(What is being asked): Copy every record below exactly as it appears.
Start of Record set
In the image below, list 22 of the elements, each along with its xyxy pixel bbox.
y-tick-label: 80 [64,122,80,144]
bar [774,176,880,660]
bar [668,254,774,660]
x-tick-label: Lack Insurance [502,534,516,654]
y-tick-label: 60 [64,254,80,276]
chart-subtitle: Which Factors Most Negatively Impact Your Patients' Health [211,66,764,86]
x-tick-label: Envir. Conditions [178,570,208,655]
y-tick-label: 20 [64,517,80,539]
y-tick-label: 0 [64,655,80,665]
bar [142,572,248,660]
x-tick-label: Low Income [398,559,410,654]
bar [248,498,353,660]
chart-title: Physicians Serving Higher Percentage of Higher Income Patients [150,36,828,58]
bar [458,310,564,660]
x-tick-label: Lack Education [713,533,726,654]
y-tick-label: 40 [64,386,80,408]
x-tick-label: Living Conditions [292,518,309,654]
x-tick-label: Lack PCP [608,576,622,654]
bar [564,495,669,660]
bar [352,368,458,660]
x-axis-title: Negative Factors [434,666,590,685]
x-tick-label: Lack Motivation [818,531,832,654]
End of Record set
(Reply):
In the image below, list 22 of the elements, each along with its xyxy pixel bbox.
y-tick-label: 80 [64,122,80,144]
bar [774,176,880,660]
bar [668,254,774,660]
x-tick-label: Lack Insurance [502,534,516,654]
y-tick-label: 60 [64,254,80,276]
chart-subtitle: Which Factors Most Negatively Impact Your Patients' Health [211,66,764,86]
x-tick-label: Envir. Conditions [178,570,208,655]
y-tick-label: 20 [64,517,80,539]
y-tick-label: 0 [64,655,80,665]
bar [142,572,248,660]
x-tick-label: Low Income [398,559,410,654]
bar [248,498,353,660]
chart-title: Physicians Serving Higher Percentage of Higher Income Patients [150,36,828,58]
bar [458,310,564,660]
x-tick-label: Lack Education [713,533,726,654]
y-tick-label: 40 [64,386,80,408]
x-tick-label: Living Conditions [292,518,309,654]
x-tick-label: Lack PCP [608,576,622,654]
bar [564,495,669,660]
bar [352,368,458,660]
x-axis-title: Negative Factors [434,666,590,685]
x-tick-label: Lack Motivation [818,531,832,654]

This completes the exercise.